• Provided material
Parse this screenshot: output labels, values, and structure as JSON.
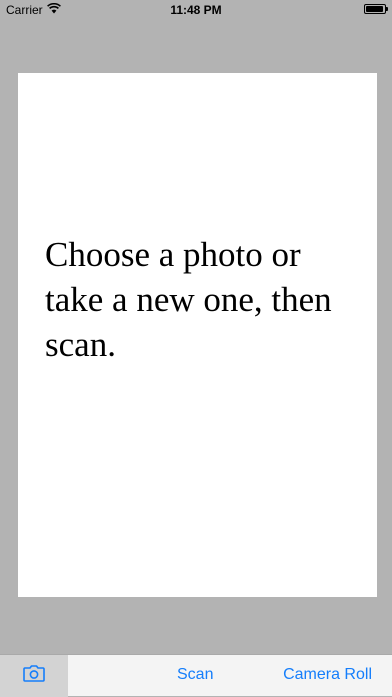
{
  "status_bar": {
    "carrier": "Carrier",
    "time": "11:48 PM",
    "battery_level": 0.95
  },
  "main": {
    "prompt": "Choose a photo or take a new one, then scan."
  },
  "toolbar": {
    "camera_icon": "camera-icon",
    "scan_label": "Scan",
    "camera_roll_label": "Camera Roll"
  },
  "colors": {
    "background": "#b3b3b3",
    "toolbar_tint": "#157efb"
  }
}
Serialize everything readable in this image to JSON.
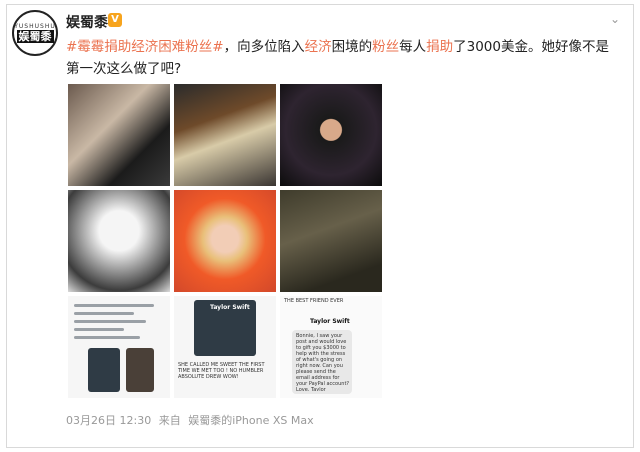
{
  "author": {
    "name": "娱蜀黍",
    "verified_badge": "V",
    "avatar_ring": "YUSHUSHU",
    "avatar_logo": "娱蜀黍"
  },
  "post": {
    "hashtag": "#霉霉捐助经济困难粉丝#",
    "text_1": "，向多位陷入",
    "hl_1": "经济",
    "text_2": "困境的",
    "hl_2": "粉丝",
    "text_3": "每人",
    "hl_3": "捐助",
    "text_4": "了3000美金。她好像不是第一次这么做了吧?"
  },
  "screenshots": {
    "tweet_a": "Taylor Swift",
    "tweet_b": "Taylor Swift",
    "tweet_c": "THE BEST FRIEND EVER",
    "caption_b": "SHE CALLED ME SWEET THE FIRST TIME WE MET TOO ! NO HUMBLER ABSOLUTE DREW WOW!",
    "caption_c": "Bonnie, I saw your post and would love to gift you $3000 to help with the stress of what's going on right now. Can you please send the email address for your PayPal account? Love, Taylor"
  },
  "footer": {
    "date": "03月26日 12:30",
    "via": "来自",
    "source": "娱蜀黍的iPhone XS Max"
  },
  "icons": {
    "more": "chevron-down-icon"
  }
}
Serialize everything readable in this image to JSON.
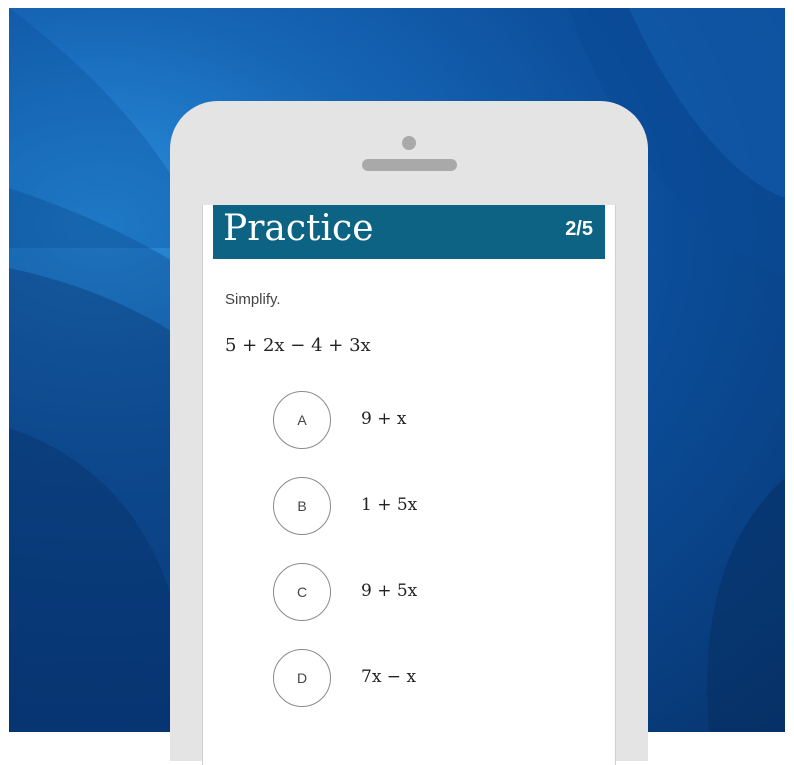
{
  "colors": {
    "header_bg": "#0d6384",
    "header_text": "#ffffff",
    "phone_body": "#e4e4e4",
    "background_blue": "#1665b5"
  },
  "header": {
    "title": "Practice",
    "progress": "2/5"
  },
  "question": {
    "prompt": "Simplify.",
    "expression": "5 + 2x − 4 + 3x"
  },
  "options": [
    {
      "letter": "A",
      "answer": "9 + x"
    },
    {
      "letter": "B",
      "answer": "1 + 5x"
    },
    {
      "letter": "C",
      "answer": "9 + 5x"
    },
    {
      "letter": "D",
      "answer": "7x − x"
    }
  ]
}
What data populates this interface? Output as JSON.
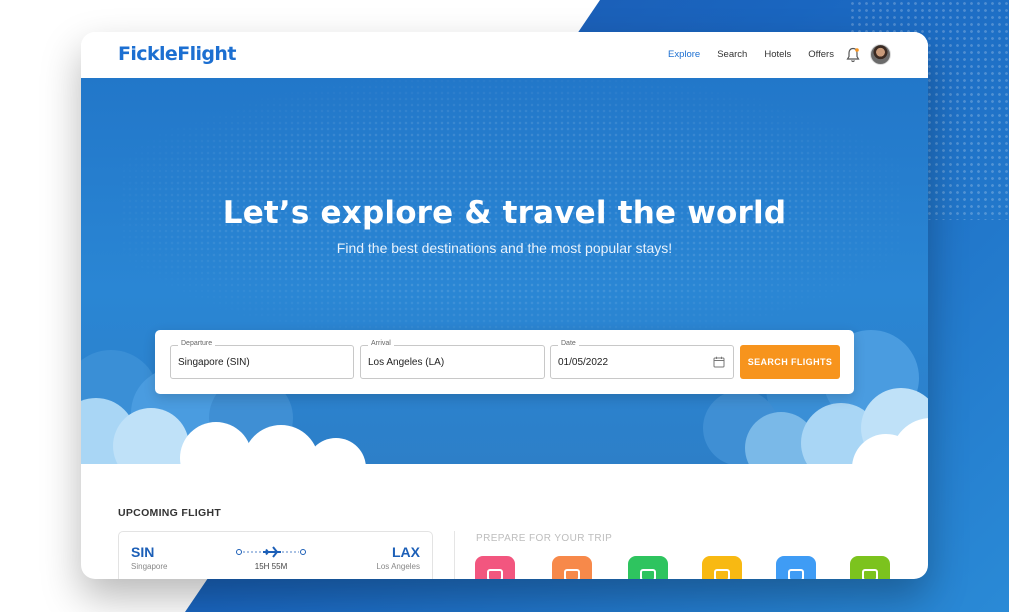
{
  "brand": {
    "logo": "FickleFlight",
    "accent": "#1c6fd1",
    "cta_color": "#f7941d"
  },
  "nav": {
    "items": [
      {
        "label": "Explore",
        "active": true
      },
      {
        "label": "Search",
        "active": false
      },
      {
        "label": "Hotels",
        "active": false
      },
      {
        "label": "Offers",
        "active": false
      }
    ]
  },
  "hero": {
    "title": "Let’s explore & travel the world",
    "subtitle": "Find the best destinations and the most popular stays!"
  },
  "search": {
    "departure": {
      "label": "Departure",
      "value": "Singapore (SIN)"
    },
    "arrival": {
      "label": "Arrival",
      "value": "Los Angeles (LA)"
    },
    "date": {
      "label": "Date",
      "value": "01/05/2022"
    },
    "button": "SEARCH FLIGHTS"
  },
  "upcoming": {
    "title": "UPCOMING FLIGHT",
    "from_code": "SIN",
    "from_city": "Singapore",
    "to_code": "LAX",
    "to_city": "Los Angeles",
    "duration": "15H 55M"
  },
  "prepare": {
    "title": "PREPARE FOR YOUR TRIP",
    "icons": [
      {
        "name": "luggage-icon",
        "color": "#f2567f"
      },
      {
        "name": "ticket-icon",
        "color": "#f7894a"
      },
      {
        "name": "restaurant-icon",
        "color": "#2ec45f"
      },
      {
        "name": "train-icon",
        "color": "#f8b912"
      },
      {
        "name": "car-icon",
        "color": "#3f9cf5"
      },
      {
        "name": "movie-icon",
        "color": "#7cc31e"
      }
    ]
  }
}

• What you have to do
Of all the lines in the material above, how many contain the word "answer"? Give only the count.

• Response to the exercise
4